**Task to carry out**
Please tally the lines below that contain the string "this" and reply with that figure only.

**Data records**
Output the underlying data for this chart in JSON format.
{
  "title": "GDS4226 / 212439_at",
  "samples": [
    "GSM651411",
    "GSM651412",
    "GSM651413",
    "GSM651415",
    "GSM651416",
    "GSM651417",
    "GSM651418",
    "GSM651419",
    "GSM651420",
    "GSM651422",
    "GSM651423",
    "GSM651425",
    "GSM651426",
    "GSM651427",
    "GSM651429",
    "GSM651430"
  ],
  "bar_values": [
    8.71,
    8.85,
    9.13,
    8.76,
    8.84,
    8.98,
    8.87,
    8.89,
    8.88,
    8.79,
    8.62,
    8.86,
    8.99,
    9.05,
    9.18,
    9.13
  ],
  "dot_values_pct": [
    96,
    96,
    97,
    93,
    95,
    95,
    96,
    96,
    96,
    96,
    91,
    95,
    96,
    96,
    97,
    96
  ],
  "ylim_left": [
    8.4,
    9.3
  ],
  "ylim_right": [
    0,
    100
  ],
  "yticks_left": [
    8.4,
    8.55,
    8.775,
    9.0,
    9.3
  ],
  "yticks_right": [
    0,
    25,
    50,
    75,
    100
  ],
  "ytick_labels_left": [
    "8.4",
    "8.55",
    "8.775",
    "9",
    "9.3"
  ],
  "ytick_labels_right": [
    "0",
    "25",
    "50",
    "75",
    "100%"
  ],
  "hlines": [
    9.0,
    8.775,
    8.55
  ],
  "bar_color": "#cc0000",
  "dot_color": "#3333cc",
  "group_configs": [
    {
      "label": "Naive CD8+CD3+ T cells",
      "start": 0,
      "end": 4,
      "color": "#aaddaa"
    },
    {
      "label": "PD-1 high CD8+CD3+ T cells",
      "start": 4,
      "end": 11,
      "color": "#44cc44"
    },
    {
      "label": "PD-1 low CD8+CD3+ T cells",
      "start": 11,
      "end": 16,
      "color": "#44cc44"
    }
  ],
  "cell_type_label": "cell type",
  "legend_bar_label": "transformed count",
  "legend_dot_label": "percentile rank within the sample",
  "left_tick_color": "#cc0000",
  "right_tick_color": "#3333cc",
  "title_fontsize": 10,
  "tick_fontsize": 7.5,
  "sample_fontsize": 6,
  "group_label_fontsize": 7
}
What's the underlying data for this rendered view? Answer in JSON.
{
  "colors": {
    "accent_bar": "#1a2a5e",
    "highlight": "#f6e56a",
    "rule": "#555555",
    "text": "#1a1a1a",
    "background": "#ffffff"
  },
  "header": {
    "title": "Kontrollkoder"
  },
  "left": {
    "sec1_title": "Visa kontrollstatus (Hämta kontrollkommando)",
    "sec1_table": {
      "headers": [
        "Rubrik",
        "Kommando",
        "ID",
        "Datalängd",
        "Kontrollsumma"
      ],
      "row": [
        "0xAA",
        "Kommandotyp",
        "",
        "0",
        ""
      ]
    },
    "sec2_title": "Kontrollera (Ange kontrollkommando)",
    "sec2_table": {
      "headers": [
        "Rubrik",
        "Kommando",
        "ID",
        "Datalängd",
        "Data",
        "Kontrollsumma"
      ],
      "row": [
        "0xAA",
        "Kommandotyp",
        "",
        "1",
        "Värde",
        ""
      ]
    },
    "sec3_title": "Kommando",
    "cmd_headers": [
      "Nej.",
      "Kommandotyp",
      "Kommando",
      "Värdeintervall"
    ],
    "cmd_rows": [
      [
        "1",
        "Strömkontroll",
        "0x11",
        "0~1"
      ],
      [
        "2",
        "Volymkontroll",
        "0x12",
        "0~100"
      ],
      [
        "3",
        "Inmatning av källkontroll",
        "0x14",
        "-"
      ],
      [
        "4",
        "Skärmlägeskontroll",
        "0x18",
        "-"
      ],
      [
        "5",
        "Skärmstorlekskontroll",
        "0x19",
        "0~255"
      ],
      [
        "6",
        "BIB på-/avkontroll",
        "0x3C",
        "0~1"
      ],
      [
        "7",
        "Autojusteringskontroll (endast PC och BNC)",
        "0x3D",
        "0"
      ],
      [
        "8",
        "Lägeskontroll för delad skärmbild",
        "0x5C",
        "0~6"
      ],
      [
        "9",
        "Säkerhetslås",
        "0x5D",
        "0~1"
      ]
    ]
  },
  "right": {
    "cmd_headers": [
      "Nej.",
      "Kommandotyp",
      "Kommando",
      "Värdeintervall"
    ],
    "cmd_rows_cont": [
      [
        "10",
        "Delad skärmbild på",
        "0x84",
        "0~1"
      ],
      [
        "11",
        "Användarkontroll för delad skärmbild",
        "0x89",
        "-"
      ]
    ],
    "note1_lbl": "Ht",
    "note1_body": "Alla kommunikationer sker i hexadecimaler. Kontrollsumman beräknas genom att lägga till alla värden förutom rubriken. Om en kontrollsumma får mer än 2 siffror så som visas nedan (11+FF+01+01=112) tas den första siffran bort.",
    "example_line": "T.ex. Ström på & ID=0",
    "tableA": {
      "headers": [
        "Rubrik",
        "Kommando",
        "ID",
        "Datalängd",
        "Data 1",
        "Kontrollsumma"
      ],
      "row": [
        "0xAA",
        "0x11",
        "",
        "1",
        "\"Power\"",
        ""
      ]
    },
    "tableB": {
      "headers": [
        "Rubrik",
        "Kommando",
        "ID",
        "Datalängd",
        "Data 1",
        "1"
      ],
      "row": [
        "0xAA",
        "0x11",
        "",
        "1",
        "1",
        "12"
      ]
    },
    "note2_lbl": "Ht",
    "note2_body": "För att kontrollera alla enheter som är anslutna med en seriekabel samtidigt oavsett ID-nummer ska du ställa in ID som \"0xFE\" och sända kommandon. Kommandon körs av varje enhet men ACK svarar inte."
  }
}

**Worked solution**
2